• **Work to be completed**:
Which lines contain the word "ಎರಡನ"? Return each of them as written.

• **Stored records**:
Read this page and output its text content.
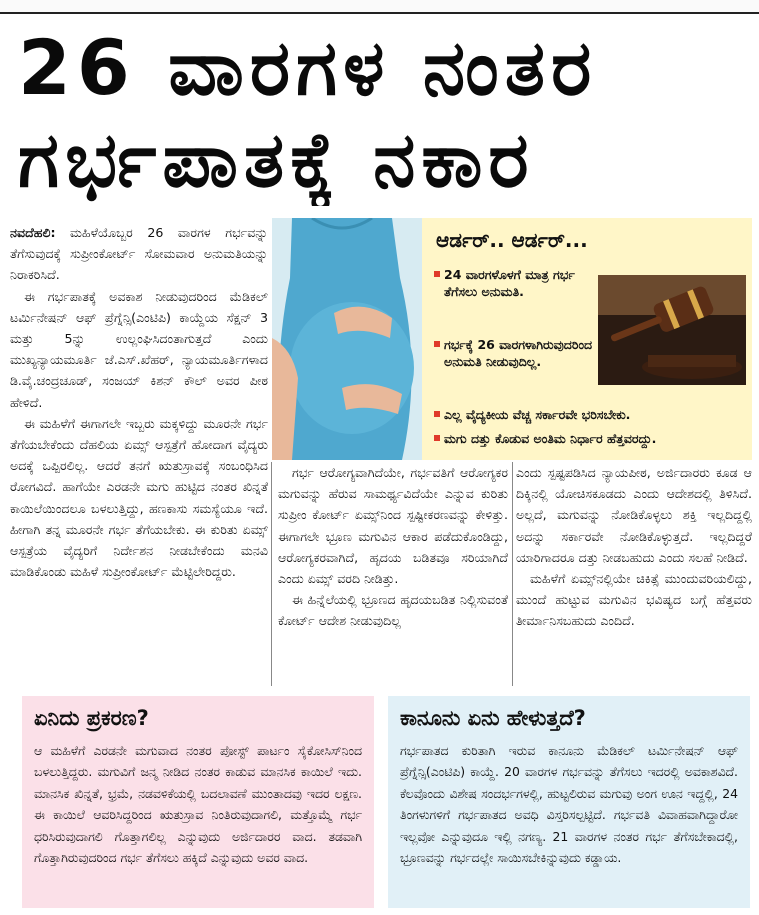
26 ವಾರಗಳ ನಂತರ
ಗರ್ಭಪಾತಕ್ಕೆ ನಕಾರ

ನವದೆಹಲಿ: ಮಹಿಳೆಯೊಬ್ಬರ 26 ವಾರಗಳ ಗರ್ಭವನ್ನು ತೆಗೆಸುವುದಕ್ಕೆ ಸುಪ್ರೀಂಕೋರ್ಟ್ ಸೋಮವಾರ ಅನುಮತಿಯನ್ನು ನಿರಾಕರಿಸಿದೆ.

ಈ ಗರ್ಭಪಾತಕ್ಕೆ ಅವಕಾಶ ನೀಡುವುದರಿಂದ ಮೆಡಿಕಲ್ ಟರ್ಮಿನೇಷನ್ ಆಫ್ ಪ್ರೆಗ್ನೆನ್ಸಿ(ಎಂಟಿಪಿ) ಕಾಯ್ದೆಯ ಸೆಕ್ಷನ್ 3 ಮತ್ತು 5ನ್ನು ಉಲ್ಲಂಘಿಸಿದಂತಾಗುತ್ತದೆ ಎಂದು ಮುಖ್ಯನ್ಯಾಯಮೂರ್ತಿ ಜೆ.ಎಸ್.ಖೆಹರ್, ನ್ಯಾಯಮೂರ್ತಿಗಳಾದ ಡಿ.ವೈ.ಚಂದ್ರಚೂಡ್, ಸಂಜಯ್ ಕಿಶನ್ ಕೌಲ್ ಅವರ ಪೀಠ ಹೇಳಿದೆ.

ಈ ಮಹಿಳೆಗೆ ಈಗಾಗಲೇ ಇಬ್ಬರು ಮಕ್ಕಳಿದ್ದು ಮೂರನೇ ಗರ್ಭ ತೆಗೆಯಬೇಕೆಂದು ದೆಹಲಿಯ ಏಮ್ಸ್ ಆಸ್ಪತ್ರೆಗೆ ಹೋದಾಗ ವೈದ್ಯರು ಅದಕ್ಕೆ ಒಪ್ಪಿರಲಿಲ್ಲ. ಆದರೆ ತನಗೆ ಋತುಸ್ರಾವಕ್ಕೆ ಸಂಬಂಧಿಸಿದ ರೋಗವಿದೆ. ಹಾಗೆಯೇ ಎರಡನೇ ಮಗು ಹುಟ್ಟಿದ ನಂತರ ಖಿನ್ನತೆ ಕಾಯಿಲೆಯಿಂದಲೂ ಬಳಲುತ್ತಿದ್ದು, ಹಣಕಾಸು ಸಮಸ್ಯೆಯೂ ಇದೆ. ಹೀಗಾಗಿ ತನ್ನ ಮೂರನೇ ಗರ್ಭ ತೆಗೆಯಬೇಕು. ಈ ಕುರಿತು ಏಮ್ಸ್ ಆಸ್ಪತ್ರೆಯ ವೈದ್ಯರಿಗೆ ನಿರ್ದೇಶನ ನೀಡಬೇಕೆಂದು ಮನವಿ ಮಾಡಿಕೊಂಡು ಮಹಿಳೆ ಸುಪ್ರೀಂಕೋರ್ಟ್ ಮೆಟ್ಟಿಲೇರಿದ್ದರು.

ಆರ್ಡರ್.. ಆರ್ಡರ್...
24 ವಾರಗಳೊಳಗೆ ಮಾತ್ರ ಗರ್ಭ ತೆಗೆಸಲು ಅನುಮತಿ.
ಗರ್ಭಕ್ಕೆ 26 ವಾರಗಳಾಗಿರುವುದರಿಂದ ಅನುಮತಿ ನೀಡುವುದಿಲ್ಲ.
ಎಲ್ಲ ವೈದ್ಯಕೀಯ ವೆಚ್ಚ ಸರ್ಕಾರವೇ ಭರಿಸಬೇಕು.
ಮಗು ದತ್ತು ಕೊಡುವ ಅಂತಿಮ ನಿರ್ಧಾರ ಹೆತ್ತವರದ್ದು.

ಗರ್ಭ ಆರೋಗ್ಯವಾಗಿದೆಯೇ, ಗರ್ಭವತಿಗೆ ಆರೋಗ್ಯಕರ ಮಗುವನ್ನು ಹೆರುವ ಸಾಮರ್ಥ್ಯವಿದೆಯೇ ಎನ್ನುವ ಕುರಿತು ಸುಪ್ರೀಂ ಕೋರ್ಟ್ ಏಮ್ಸ್‌ನಿಂದ ಸ್ಪಷ್ಟೀಕರಣವನ್ನು ಕೇಳಿತ್ತು. ಈಗಾಗಲೇ ಭ್ರೂಣ ಮಗುವಿನ ಆಕಾರ ಪಡೆದುಕೊಂಡಿದ್ದು, ಆರೋಗ್ಯಕರವಾಗಿದೆ, ಹೃದಯ ಬಡಿತವೂ ಸರಿಯಾಗಿದೆ ಎಂದು ಏಮ್ಸ್ ವರದಿ ನೀಡಿತ್ತು.

ಈ ಹಿನ್ನೆಲೆಯಲ್ಲಿ ಭ್ರೂಣದ ಹೃದಯಬಡಿತ ನಿಲ್ಲಿಸುವಂತೆ ಕೋರ್ಟ್ ಆದೇಶ ನೀಡುವುದಿಲ್ಲ

ಎಂದು ಸ್ಪಷ್ಟಪಡಿಸಿದ ನ್ಯಾಯಪೀಠ, ಅರ್ಜಿದಾರರು ಕೂಡ ಆ ದಿಕ್ಕಿನಲ್ಲಿ ಯೋಚಿಸಕೂಡದು ಎಂದು ಆದೇಶದಲ್ಲಿ ತಿಳಿಸಿದೆ. ಅಲ್ಲದೆ, ಮಗುವನ್ನು ನೋಡಿಕೊಳ್ಳಲು ಶಕ್ತಿ ಇಲ್ಲದಿದ್ದಲ್ಲಿ ಅದನ್ನು ಸರ್ಕಾರವೇ ನೋಡಿಕೊಳ್ಳುತ್ತದೆ. ಇಲ್ಲದಿದ್ದರೆ ಯಾರಿಗಾದರೂ ದತ್ತು ನೀಡಬಹುದು ಎಂದು ಸಲಹೆ ನೀಡಿದೆ.

ಮಹಿಳೆಗೆ ಏಮ್ಸ್‌ನಲ್ಲಿಯೇ ಚಿಕಿತ್ಸೆ ಮುಂದುವರಿಯಲಿದ್ದು, ಮುಂದೆ ಹುಟ್ಟುವ ಮಗುವಿನ ಭವಿಷ್ಯದ ಬಗ್ಗೆ ಹೆತ್ತವರು ತೀರ್ಮಾನಿಸಬಹುದು ಎಂದಿದೆ.

ಏನಿದು ಪ್ರಕರಣ?
ಆ ಮಹಿಳೆಗೆ ಎರಡನೇ ಮಗುವಾದ ನಂತರ ಪೋಸ್ಟ್ ಪಾರ್ಟಂ ಸೈಕೋಸಿಸ್‌ನಿಂದ ಬಳಲುತ್ತಿದ್ದರು. ಮಗುವಿಗೆ ಜನ್ಮ ನೀಡಿದ ನಂತರ ಕಾಡುವ ಮಾನಸಿಕ ಕಾಯಿಲೆ ಇದು. ಮಾನಸಿಕ ಖಿನ್ನತೆ, ಭ್ರಮೆ, ನಡವಳಿಕೆಯಲ್ಲಿ ಬದಲಾವಣೆ ಮುಂತಾದವು ಇದರ ಲಕ್ಷಣ. ಈ ಕಾಯಿಲೆ ಆವರಿಸಿದ್ದರಿಂದ ಋತುಸ್ರಾವ ನಿಂತಿರುವುದಾಗಲಿ, ಮತ್ತೊಮ್ಮೆ ಗರ್ಭ ಧರಿಸಿರುವುದಾಗಲಿ ಗೊತ್ತಾಗಲಿಲ್ಲ ಎನ್ನುವುದು ಅರ್ಜಿದಾರರ ವಾದ. ತಡವಾಗಿ ಗೊತ್ತಾಗಿರುವುದರಿಂದ ಗರ್ಭ ತೆಗೆಸಲು ಹಕ್ಕಿದೆ ಎನ್ನುವುದು ಅವರ ವಾದ.
ಕಾನೂನು ಏನು ಹೇಳುತ್ತದೆ?
ಗರ್ಭಪಾತದ ಕುರಿತಾಗಿ ಇರುವ ಕಾನೂನು ಮೆಡಿಕಲ್ ಟರ್ಮಿನೇಷನ್ ಆಫ್ ಪ್ರೆಗ್ನೆನ್ಸಿ(ಎಂಟಿಪಿ) ಕಾಯ್ದೆ. 20 ವಾರಗಳ ಗರ್ಭವನ್ನು ತೆಗೆಸಲು ಇದರಲ್ಲಿ ಅವಕಾಶವಿದೆ. ಕೆಲವೊಂದು ವಿಶೇಷ ಸಂದರ್ಭಗಳಲ್ಲಿ, ಹುಟ್ಟಲಿರುವ ಮಗುವು ಅಂಗ ಊನ ಇದ್ದಲ್ಲಿ, 24 ತಿಂಗಳುಗಳಿಗೆ ಗರ್ಭಪಾತದ ಅವಧಿ ವಿಸ್ತರಿಸಲ್ಪಟ್ಟಿದೆ. ಗರ್ಭವತಿ ವಿವಾಹವಾಗಿದ್ದಾರೋ ಇಲ್ಲವೋ ಎನ್ನುವುದೂ ಇಲ್ಲಿ ನಗಣ್ಯ. 21 ವಾರಗಳ ನಂತರ ಗರ್ಭ ತೆಗೆಸಬೇಕಾದಲ್ಲಿ, ಭ್ರೂಣವನ್ನು ಗರ್ಭದಲ್ಲೇ ಸಾಯಿಸಬೇಕಿನ್ನುವುದು ಕಡ್ಡಾಯ.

• **Correct answer**:
ಈ ಮಹಿಳೆಗೆ ಈಗಾಗಲೇ ಇಬ್ಬರು ಮಕ್ಕಳಿದ್ದು ಮೂರನೇ ಗರ್ಭ ತೆಗೆಯಬೇಕೆಂದು ದೆಹಲಿಯ ಏಮ್ಸ್ ಆಸ್ಪತ್ರೆಗೆ ಹೋದಾಗ ವೈದ್ಯರು ಅದಕ್ಕೆ ಒಪ್ಪಿರಲಿಲ್ಲ. ಆದರೆ ತನಗೆ ಋತುಸ್ರಾವಕ್ಕೆ ಸಂಬಂಧಿಸಿದ ರೋಗವಿದೆ. ಹಾಗೆಯೇ ಎರಡನೇ ಮಗು ಹುಟ್ಟಿದ ನಂತರ ಖಿನ್ನತೆ ಕಾಯಿಲೆಯಿಂದಲೂ ಬಳಲುತ್ತಿದ್ದು, ಹಣಕಾಸು ಸಮಸ್ಯೆಯೂ ಇದೆ. ಹೀಗಾಗಿ ತನ್ನ ಮೂರನೇ ಗರ್ಭ ತೆಗೆಯಬೇಕು. ಈ ಕುರಿತು ಏಮ್ಸ್ ಆಸ್ಪತ್ರೆಯ ವೈದ್ಯರಿಗೆ ನಿರ್ದೇಶನ ನೀಡಬೇಕೆಂದು ಮನವಿ ಮಾಡಿಕೊಂಡು ಮಹಿಳೆ ಸುಪ್ರೀಂಕೋರ್ಟ್ ಮೆಟ್ಟಿಲೇರಿದ್ದರು.
ಆ ಮಹಿಳೆಗೆ ಎರಡನೇ ಮಗುವಾದ ನಂತರ ಪೋಸ್ಟ್ ಪಾರ್ಟಂ ಸೈಕೋಸಿಸ್‌ನಿಂದ ಬಳಲುತ್ತಿದ್ದರು. ಮಗುವಿಗೆ ಜನ್ಮ ನೀಡಿದ ನಂತರ ಕಾಡುವ ಮಾನಸಿಕ ಕಾಯಿಲೆ ಇದು. ಮಾನಸಿಕ ಖಿನ್ನತೆ, ಭ್ರಮೆ, ನಡವಳಿಕೆಯಲ್ಲಿ ಬದಲಾವಣೆ ಮುಂತಾದವು ಇದರ ಲಕ್ಷಣ. ಈ ಕಾಯಿಲೆ ಆವರಿಸಿದ್ದರಿಂದ ಋತುಸ್ರಾವ ನಿಂತಿರುವುದಾಗಲಿ, ಮತ್ತೊಮ್ಮೆ ಗರ್ಭ ಧರಿಸಿರುವುದಾಗಲಿ ಗೊತ್ತಾಗಲಿಲ್ಲ ಎನ್ನುವುದು ಅರ್ಜಿದಾರರ ವಾದ. ತಡವಾಗಿ ಗೊತ್ತಾಗಿರುವುದರಿಂದ ಗರ್ಭ ತೆಗೆಸಲು ಹಕ್ಕಿದೆ ಎನ್ನುವುದು ಅವರ ವಾದ.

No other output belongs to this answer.